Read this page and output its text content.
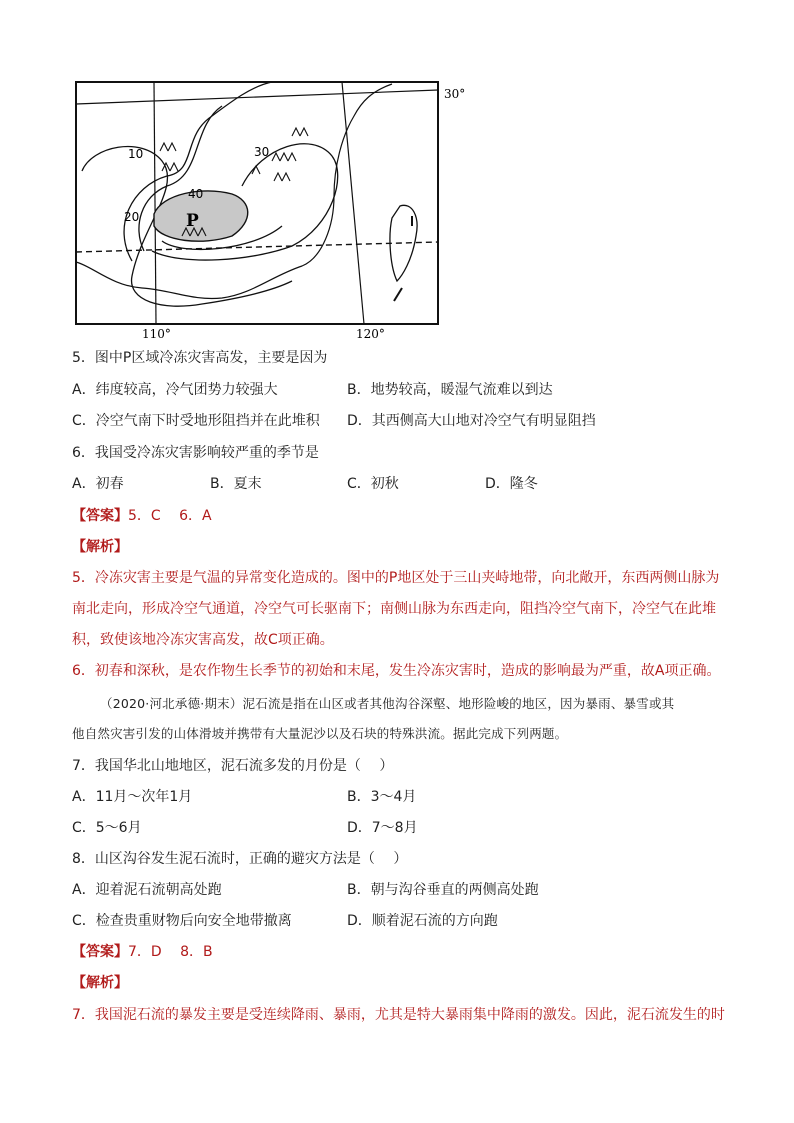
30°
110°	120°
P
10
20
30
40
5．图中P区域冷冻灾害高发，主要是因为
A．纬度较高，冷气团势力较强大	B．地势较高，暖湿气流难以到达
C．冷空气南下时受地形阻挡并在此堆积 D．其西侧高大山地对冷空气有明显阻挡
6．我国受冷冻灾害影响较严重的季节是
A．初春	B．夏末	C．初秋	D．隆冬
【答案】5．C　 6．A
【解析】
5．冷冻灾害主要是气温的异常变化造成的。图中的P地区处于三山夹峙地带，向北敞开，东西两侧山脉为
南北走向，形成冷空气通道，冷空气可长驱南下；南侧山脉为东西走向，阻挡冷空气南下，冷空气在此堆
积，致使该地冷冻灾害高发，故C项正确。
6．初春和深秋，是农作物生长季节的初始和末尾，发生冷冻灾害时，造成的影响最为严重，故A项正确。
（2020·河北承德·期末）泥石流是指在山区或者其他沟谷深壑、地形险峻的地区，因为暴雨、暴雪或其
他自然灾害引发的山体滑坡并携带有大量泥沙以及石块的特殊洪流。据此完成下列两题。
7．我国华北山地地区，泥石流多发的月份是（　 ）
A．11月～次年1月	B．3～4月
C．5～6月	D．7～8月
8．山区沟谷发生泥石流时，正确的避灾方法是（　 ）
A．迎着泥石流朝高处跑	B．朝与沟谷垂直的两侧高处跑
C．检查贵重财物后向安全地带撤离	D．顺着泥石流的方向跑
【答案】7．D　 8．B
【解析】
7．我国泥石流的暴发主要是受连续降雨、暴雨，尤其是特大暴雨集中降雨的激发。因此，泥石流发生的时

━━━━━━

- [WORK INSTRUCTIONS]:
Repeat the listing in full and exactly. Leave any pictures out.

- [RESULT OF THIS EXERCISE]:
Read this page and output its text content.
30°
110°	120°
P
10
20
30
40
5．图中P区域冷冻灾害高发，主要是因为
A．纬度较高，冷气团势力较强大	B．地势较高，暖湿气流难以到达
C．冷空气南下时受地形阻挡并在此堆积 D．其西侧高大山地对冷空气有明显阻挡
6．我国受冷冻灾害影响较严重的季节是
A．初春	B．夏末	C．初秋	D．隆冬
【答案】5．C　 6．A
【解析】
5．冷冻灾害主要是气温的异常变化造成的。图中的P地区处于三山夹峙地带，向北敞开，东西两侧山脉为
南北走向，形成冷空气通道，冷空气可长驱南下；南侧山脉为东西走向，阻挡冷空气南下，冷空气在此堆
积，致使该地冷冻灾害高发，故C项正确。
6．初春和深秋，是农作物生长季节的初始和末尾，发生冷冻灾害时，造成的影响最为严重，故A项正确。
（2020·河北承德·期末）泥石流是指在山区或者其他沟谷深壑、地形险峻的地区，因为暴雨、暴雪或其
他自然灾害引发的山体滑坡并携带有大量泥沙以及石块的特殊洪流。据此完成下列两题。
7．我国华北山地地区，泥石流多发的月份是（　 ）
A．11月～次年1月	B．3～4月
C．5～6月	D．7～8月
8．山区沟谷发生泥石流时，正确的避灾方法是（　 ）
A．迎着泥石流朝高处跑	B．朝与沟谷垂直的两侧高处跑
C．检查贵重财物后向安全地带撤离	D．顺着泥石流的方向跑
【答案】7．D　 8．B
【解析】
7．我国泥石流的暴发主要是受连续降雨、暴雨，尤其是特大暴雨集中降雨的激发。因此，泥石流发生的时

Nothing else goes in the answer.